--- Stated exercise ---
Retype all the entries word for word, but omit the pictures.

#### Record extracts ####

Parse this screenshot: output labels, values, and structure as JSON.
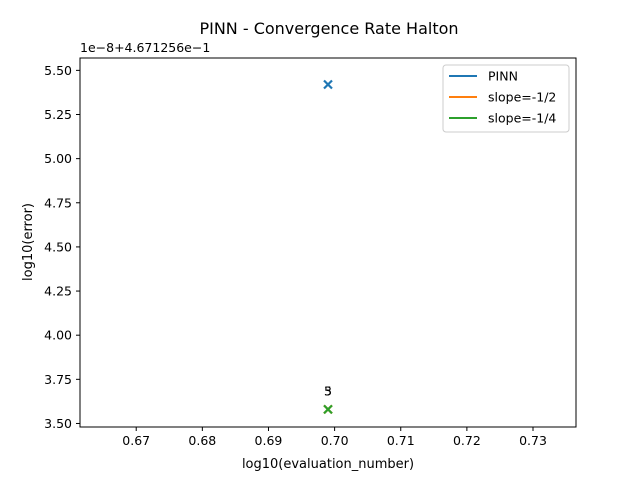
{
  "chart_data": {
    "type": "scatter",
    "title": "PINN - Convergence Rate Halton",
    "xlabel": "log10(evaluation_number)",
    "ylabel": "log10(error)",
    "offset_text": "1e−8+4.671256e−1",
    "xlim": [
      0.6615,
      0.7365
    ],
    "ylim": [
      3.48,
      5.57
    ],
    "xticks": [
      0.67,
      0.68,
      0.69,
      0.7,
      0.71,
      0.72,
      0.73
    ],
    "xtick_labels": [
      "0.67",
      "0.68",
      "0.69",
      "0.70",
      "0.71",
      "0.72",
      "0.73"
    ],
    "yticks": [
      3.5,
      3.75,
      4.0,
      4.25,
      4.5,
      4.75,
      5.0,
      5.25,
      5.5
    ],
    "ytick_labels": [
      "3.50",
      "3.75",
      "4.00",
      "4.25",
      "4.50",
      "4.75",
      "5.00",
      "5.25",
      "5.50"
    ],
    "legend_position": "top-right",
    "grid": false,
    "series": [
      {
        "name": "PINN",
        "color": "#1f77b4",
        "marker": "x",
        "points": [
          {
            "x": 0.699,
            "y": 5.42
          }
        ]
      },
      {
        "name": "slope=-1/2",
        "color": "#ff7f0e",
        "marker": "x",
        "points": [
          {
            "x": 0.699,
            "y": 3.58
          }
        ]
      },
      {
        "name": "slope=-1/4",
        "color": "#2ca02c",
        "marker": "x",
        "points": [
          {
            "x": 0.699,
            "y": 3.58
          }
        ]
      }
    ],
    "annotations": [
      {
        "text": "3",
        "x": 0.699,
        "y": 3.68
      },
      {
        "text": "5",
        "x": 0.699,
        "y": 3.68
      }
    ]
  }
}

####

--- Task result ---
Parse this screenshot: output labels, values, and structure as JSON.
{
  "chart_data": {
    "type": "scatter",
    "title": "PINN - Convergence Rate Halton",
    "xlabel": "log10(evaluation_number)",
    "ylabel": "log10(error)",
    "offset_text": "1e−8+4.671256e−1",
    "xlim": [
      0.6615,
      0.7365
    ],
    "ylim": [
      3.48,
      5.57
    ],
    "xticks": [
      0.67,
      0.68,
      0.69,
      0.7,
      0.71,
      0.72,
      0.73
    ],
    "xtick_labels": [
      "0.67",
      "0.68",
      "0.69",
      "0.70",
      "0.71",
      "0.72",
      "0.73"
    ],
    "yticks": [
      3.5,
      3.75,
      4.0,
      4.25,
      4.5,
      4.75,
      5.0,
      5.25,
      5.5
    ],
    "ytick_labels": [
      "3.50",
      "3.75",
      "4.00",
      "4.25",
      "4.50",
      "4.75",
      "5.00",
      "5.25",
      "5.50"
    ],
    "legend_position": "top-right",
    "grid": false,
    "series": [
      {
        "name": "PINN",
        "color": "#1f77b4",
        "marker": "x",
        "points": [
          {
            "x": 0.699,
            "y": 5.42
          }
        ]
      },
      {
        "name": "slope=-1/2",
        "color": "#ff7f0e",
        "marker": "x",
        "points": [
          {
            "x": 0.699,
            "y": 3.58
          }
        ]
      },
      {
        "name": "slope=-1/4",
        "color": "#2ca02c",
        "marker": "x",
        "points": [
          {
            "x": 0.699,
            "y": 3.58
          }
        ]
      }
    ],
    "annotations": [
      {
        "text": "3",
        "x": 0.699,
        "y": 3.68
      },
      {
        "text": "5",
        "x": 0.699,
        "y": 3.68
      }
    ]
  }
}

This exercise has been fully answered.